EXERCISE OBJECTIVE: Set down each line of the data below exactly as it stands, dropping the pictures.

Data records
★ ★ ★

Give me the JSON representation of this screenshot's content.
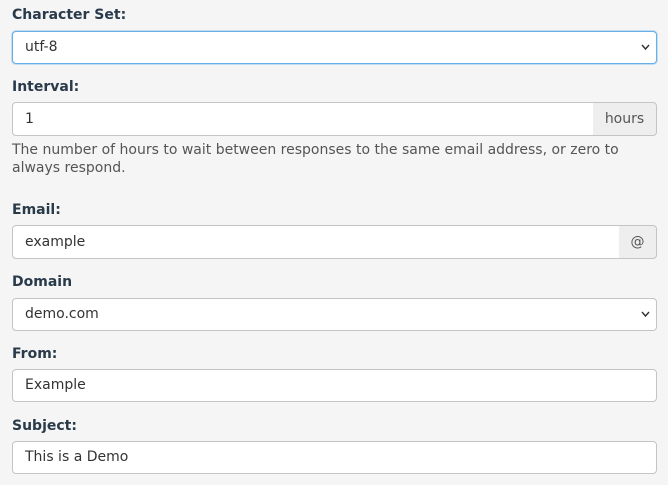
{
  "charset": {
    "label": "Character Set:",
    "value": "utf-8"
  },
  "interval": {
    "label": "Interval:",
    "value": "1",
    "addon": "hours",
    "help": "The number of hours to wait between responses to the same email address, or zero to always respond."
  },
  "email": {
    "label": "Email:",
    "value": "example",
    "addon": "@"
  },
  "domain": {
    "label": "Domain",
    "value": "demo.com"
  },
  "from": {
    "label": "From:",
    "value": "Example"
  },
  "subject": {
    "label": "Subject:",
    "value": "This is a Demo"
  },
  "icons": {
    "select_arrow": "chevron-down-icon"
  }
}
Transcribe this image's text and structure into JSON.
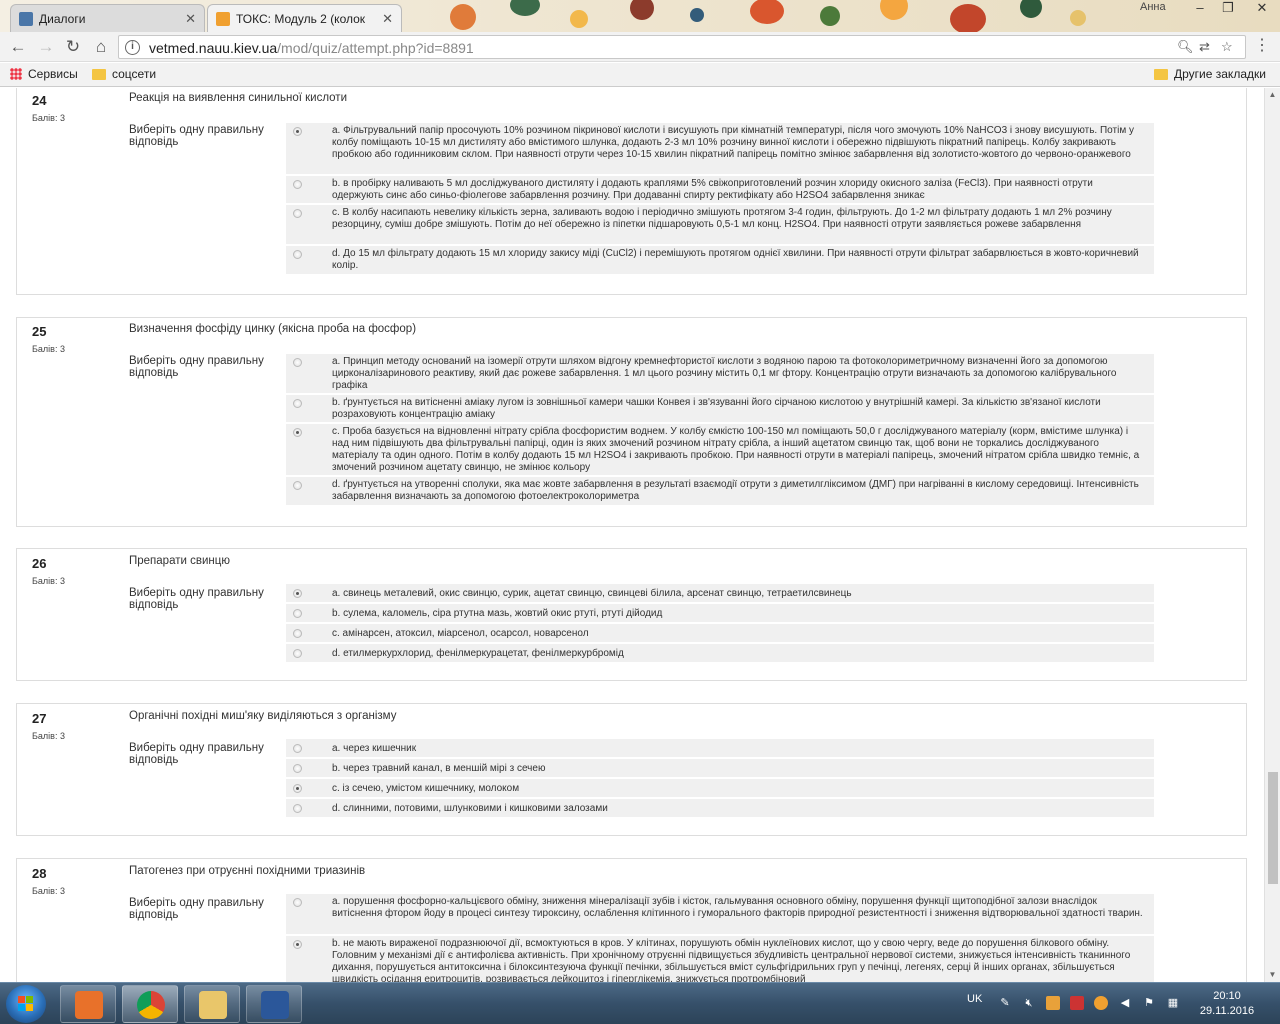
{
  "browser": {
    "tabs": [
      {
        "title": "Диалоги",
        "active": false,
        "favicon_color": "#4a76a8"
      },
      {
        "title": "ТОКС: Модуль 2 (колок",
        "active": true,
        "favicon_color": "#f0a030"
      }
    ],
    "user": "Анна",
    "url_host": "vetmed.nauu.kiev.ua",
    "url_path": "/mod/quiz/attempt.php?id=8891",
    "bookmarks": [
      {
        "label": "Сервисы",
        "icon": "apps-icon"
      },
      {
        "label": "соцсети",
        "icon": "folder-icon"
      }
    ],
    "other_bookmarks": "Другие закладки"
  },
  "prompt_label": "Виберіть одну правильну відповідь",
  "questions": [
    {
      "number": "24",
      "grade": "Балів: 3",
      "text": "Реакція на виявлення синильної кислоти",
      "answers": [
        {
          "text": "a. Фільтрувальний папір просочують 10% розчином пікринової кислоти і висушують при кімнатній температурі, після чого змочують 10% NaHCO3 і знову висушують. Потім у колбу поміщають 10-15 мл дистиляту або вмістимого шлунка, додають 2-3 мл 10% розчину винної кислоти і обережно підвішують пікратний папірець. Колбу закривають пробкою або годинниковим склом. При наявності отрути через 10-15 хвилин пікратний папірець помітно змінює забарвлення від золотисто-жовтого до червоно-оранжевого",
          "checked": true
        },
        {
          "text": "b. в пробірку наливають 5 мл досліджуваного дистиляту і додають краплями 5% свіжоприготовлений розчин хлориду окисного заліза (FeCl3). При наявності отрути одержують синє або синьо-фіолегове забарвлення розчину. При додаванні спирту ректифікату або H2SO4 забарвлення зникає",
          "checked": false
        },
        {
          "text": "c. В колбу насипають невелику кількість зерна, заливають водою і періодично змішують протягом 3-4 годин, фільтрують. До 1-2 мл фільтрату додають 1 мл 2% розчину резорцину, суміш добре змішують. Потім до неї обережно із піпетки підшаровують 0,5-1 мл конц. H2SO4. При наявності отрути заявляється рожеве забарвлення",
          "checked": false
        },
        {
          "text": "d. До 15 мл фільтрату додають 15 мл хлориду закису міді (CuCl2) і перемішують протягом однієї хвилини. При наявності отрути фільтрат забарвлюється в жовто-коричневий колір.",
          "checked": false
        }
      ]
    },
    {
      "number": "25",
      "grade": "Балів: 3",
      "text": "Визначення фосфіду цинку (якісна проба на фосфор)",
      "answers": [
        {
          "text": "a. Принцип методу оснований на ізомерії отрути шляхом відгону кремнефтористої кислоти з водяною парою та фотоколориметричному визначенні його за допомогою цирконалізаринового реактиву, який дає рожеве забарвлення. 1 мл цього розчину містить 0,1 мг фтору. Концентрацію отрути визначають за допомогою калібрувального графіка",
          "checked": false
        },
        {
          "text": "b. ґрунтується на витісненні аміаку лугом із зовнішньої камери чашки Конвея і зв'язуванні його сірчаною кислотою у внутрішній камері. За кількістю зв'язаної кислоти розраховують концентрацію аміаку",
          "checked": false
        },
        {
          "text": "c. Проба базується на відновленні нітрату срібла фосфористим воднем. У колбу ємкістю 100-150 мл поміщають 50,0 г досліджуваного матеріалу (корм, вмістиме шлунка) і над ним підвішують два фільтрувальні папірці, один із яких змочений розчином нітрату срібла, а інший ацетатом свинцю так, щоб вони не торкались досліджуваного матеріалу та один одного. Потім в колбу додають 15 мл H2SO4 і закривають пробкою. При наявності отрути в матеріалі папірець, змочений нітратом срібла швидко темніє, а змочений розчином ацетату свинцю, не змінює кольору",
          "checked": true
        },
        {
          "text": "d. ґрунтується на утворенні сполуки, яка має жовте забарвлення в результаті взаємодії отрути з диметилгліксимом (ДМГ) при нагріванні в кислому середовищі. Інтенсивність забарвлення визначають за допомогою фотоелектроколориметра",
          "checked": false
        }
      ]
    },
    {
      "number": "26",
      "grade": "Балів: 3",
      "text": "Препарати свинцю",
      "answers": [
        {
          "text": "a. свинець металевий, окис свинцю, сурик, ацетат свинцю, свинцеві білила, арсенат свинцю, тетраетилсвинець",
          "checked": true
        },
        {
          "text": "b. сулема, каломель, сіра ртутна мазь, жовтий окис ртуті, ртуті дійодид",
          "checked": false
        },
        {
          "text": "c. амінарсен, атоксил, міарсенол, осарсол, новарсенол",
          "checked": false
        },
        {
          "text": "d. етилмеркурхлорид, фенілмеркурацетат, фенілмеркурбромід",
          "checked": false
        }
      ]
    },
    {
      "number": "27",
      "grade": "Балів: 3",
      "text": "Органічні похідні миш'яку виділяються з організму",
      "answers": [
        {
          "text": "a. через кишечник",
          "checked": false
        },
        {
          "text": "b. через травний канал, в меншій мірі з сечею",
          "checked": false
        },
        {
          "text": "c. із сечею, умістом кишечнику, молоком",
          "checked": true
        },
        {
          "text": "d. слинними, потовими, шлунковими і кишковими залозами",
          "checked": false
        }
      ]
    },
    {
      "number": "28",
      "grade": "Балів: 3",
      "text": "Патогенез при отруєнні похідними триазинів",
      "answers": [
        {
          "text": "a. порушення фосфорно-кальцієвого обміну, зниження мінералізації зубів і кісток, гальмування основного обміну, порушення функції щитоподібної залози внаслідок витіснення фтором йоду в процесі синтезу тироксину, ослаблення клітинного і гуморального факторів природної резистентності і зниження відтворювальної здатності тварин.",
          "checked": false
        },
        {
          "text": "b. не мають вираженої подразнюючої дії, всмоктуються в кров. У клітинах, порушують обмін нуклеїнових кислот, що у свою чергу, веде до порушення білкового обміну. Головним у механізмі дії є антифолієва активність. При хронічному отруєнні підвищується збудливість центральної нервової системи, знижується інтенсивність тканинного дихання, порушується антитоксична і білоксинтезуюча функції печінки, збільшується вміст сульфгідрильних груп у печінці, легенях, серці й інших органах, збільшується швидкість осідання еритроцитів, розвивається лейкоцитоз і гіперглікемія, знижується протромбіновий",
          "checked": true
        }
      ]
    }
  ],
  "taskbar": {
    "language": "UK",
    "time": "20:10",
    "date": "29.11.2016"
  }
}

★ ★ ★

RIGHT ANSWER:
Give me the JSON representation of this screenshot's content.
{
  "charset": {
    "label": "Character Set:",
    "value": "utf-8"
  },
  "interval": {
    "label": "Interval:",
    "value": "1",
    "addon": "hours",
    "help": "The number of hours to wait between responses to the same email address, or zero to always respond."
  },
  "email": {
    "label": "Email:",
    "value": "example",
    "addon": "@"
  },
  "domain": {
    "label": "Domain",
    "value": "demo.com"
  },
  "from": {
    "label": "From:",
    "value": "Example"
  },
  "subject": {
    "label": "Subject:",
    "value": "This is a Demo"
  },
  "icons": {
    "select_arrow": "chevron-down-icon"
  }
}
Transcribe this image's text and structure into JSON.
{
  "browser": {
    "tabs": [
      {
        "title": "Диалоги",
        "active": false,
        "favicon_color": "#4a76a8"
      },
      {
        "title": "ТОКС: Модуль 2 (колок",
        "active": true,
        "favicon_color": "#f0a030"
      }
    ],
    "user": "Анна",
    "url_host": "vetmed.nauu.kiev.ua",
    "url_path": "/mod/quiz/attempt.php?id=8891",
    "bookmarks": [
      {
        "label": "Сервисы",
        "icon": "apps-icon"
      },
      {
        "label": "соцсети",
        "icon": "folder-icon"
      }
    ],
    "other_bookmarks": "Другие закладки"
  },
  "prompt_label": "Виберіть одну правильну відповідь",
  "questions": [
    {
      "number": "24",
      "grade": "Балів: 3",
      "text": "Реакція на виявлення синильної кислоти",
      "answers": [
        {
          "text": "a. Фільтрувальний папір просочують 10% розчином пікринової кислоти і висушують при кімнатній температурі, після чого змочують 10% NaHCO3 і знову висушують. Потім у колбу поміщають 10-15 мл дистиляту або вмістимого шлунка, додають 2-3 мл 10% розчину винної кислоти і обережно підвішують пікратний папірець. Колбу закривають пробкою або годинниковим склом. При наявності отрути через 10-15 хвилин пікратний папірець помітно змінює забарвлення від золотисто-жовтого до червоно-оранжевого",
          "checked": true
        },
        {
          "text": "b. в пробірку наливають 5 мл досліджуваного дистиляту і додають краплями 5% свіжоприготовлений розчин хлориду окисного заліза (FeCl3). При наявності отрути одержують синє або синьо-фіолегове забарвлення розчину. При додаванні спирту ректифікату або H2SO4 забарвлення зникає",
          "checked": false
        },
        {
          "text": "c. В колбу насипають невелику кількість зерна, заливають водою і періодично змішують протягом 3-4 годин, фільтрують. До 1-2 мл фільтрату додають 1 мл 2% розчину резорцину, суміш добре змішують. Потім до неї обережно із піпетки підшаровують 0,5-1 мл конц. H2SO4. При наявності отрути заявляється рожеве забарвлення",
          "checked": false
        },
        {
          "text": "d. До 15 мл фільтрату додають 15 мл хлориду закису міді (CuCl2) і перемішують протягом однієї хвилини. При наявності отрути фільтрат забарвлюється в жовто-коричневий колір.",
          "checked": false
        }
      ]
    },
    {
      "number": "25",
      "grade": "Балів: 3",
      "text": "Визначення фосфіду цинку (якісна проба на фосфор)",
      "answers": [
        {
          "text": "a. Принцип методу оснований на ізомерії отрути шляхом відгону кремнефтористої кислоти з водяною парою та фотоколориметричному визначенні його за допомогою цирконалізаринового реактиву, який дає рожеве забарвлення. 1 мл цього розчину містить 0,1 мг фтору. Концентрацію отрути визначають за допомогою калібрувального графіка",
          "checked": false
        },
        {
          "text": "b. ґрунтується на витісненні аміаку лугом із зовнішньої камери чашки Конвея і зв'язуванні його сірчаною кислотою у внутрішній камері. За кількістю зв'язаної кислоти розраховують концентрацію аміаку",
          "checked": false
        },
        {
          "text": "c. Проба базується на відновленні нітрату срібла фосфористим воднем. У колбу ємкістю 100-150 мл поміщають 50,0 г досліджуваного матеріалу (корм, вмістиме шлунка) і над ним підвішують два фільтрувальні папірці, один із яких змочений розчином нітрату срібла, а інший ацетатом свинцю так, щоб вони не торкались досліджуваного матеріалу та один одного. Потім в колбу додають 15 мл H2SO4 і закривають пробкою. При наявності отрути в матеріалі папірець, змочений нітратом срібла швидко темніє, а змочений розчином ацетату свинцю, не змінює кольору",
          "checked": true
        },
        {
          "text": "d. ґрунтується на утворенні сполуки, яка має жовте забарвлення в результаті взаємодії отрути з диметилгліксимом (ДМГ) при нагріванні в кислому середовищі. Інтенсивність забарвлення визначають за допомогою фотоелектроколориметра",
          "checked": false
        }
      ]
    },
    {
      "number": "26",
      "grade": "Балів: 3",
      "text": "Препарати свинцю",
      "answers": [
        {
          "text": "a. свинець металевий, окис свинцю, сурик, ацетат свинцю, свинцеві білила, арсенат свинцю, тетраетилсвинець",
          "checked": true
        },
        {
          "text": "b. сулема, каломель, сіра ртутна мазь, жовтий окис ртуті, ртуті дійодид",
          "checked": false
        },
        {
          "text": "c. амінарсен, атоксил, міарсенол, осарсол, новарсенол",
          "checked": false
        },
        {
          "text": "d. етилмеркурхлорид, фенілмеркурацетат, фенілмеркурбромід",
          "checked": false
        }
      ]
    },
    {
      "number": "27",
      "grade": "Балів: 3",
      "text": "Органічні похідні миш'яку виділяються з організму",
      "answers": [
        {
          "text": "a. через кишечник",
          "checked": false
        },
        {
          "text": "b. через травний канал, в меншій мірі з сечею",
          "checked": false
        },
        {
          "text": "c. із сечею, умістом кишечнику, молоком",
          "checked": true
        },
        {
          "text": "d. слинними, потовими, шлунковими і кишковими залозами",
          "checked": false
        }
      ]
    },
    {
      "number": "28",
      "grade": "Балів: 3",
      "text": "Патогенез при отруєнні похідними триазинів",
      "answers": [
        {
          "text": "a. порушення фосфорно-кальцієвого обміну, зниження мінералізації зубів і кісток, гальмування основного обміну, порушення функції щитоподібної залози внаслідок витіснення фтором йоду в процесі синтезу тироксину, ослаблення клітинного і гуморального факторів природної резистентності і зниження відтворювальної здатності тварин.",
          "checked": false
        },
        {
          "text": "b. не мають вираженої подразнюючої дії, всмоктуються в кров. У клітинах, порушують обмін нуклеїнових кислот, що у свою чергу, веде до порушення білкового обміну. Головним у механізмі дії є антифолієва активність. При хронічному отруєнні підвищується збудливість центральної нервової системи, знижується інтенсивність тканинного дихання, порушується антитоксична і білоксинтезуюча функції печінки, збільшується вміст сульфгідрильних груп у печінці, легенях, серці й інших органах, збільшується швидкість осідання еритроцитів, розвивається лейкоцитоз і гіперглікемія, знижується протромбіновий",
          "checked": true
        }
      ]
    }
  ],
  "taskbar": {
    "language": "UK",
    "time": "20:10",
    "date": "29.11.2016"
  }
}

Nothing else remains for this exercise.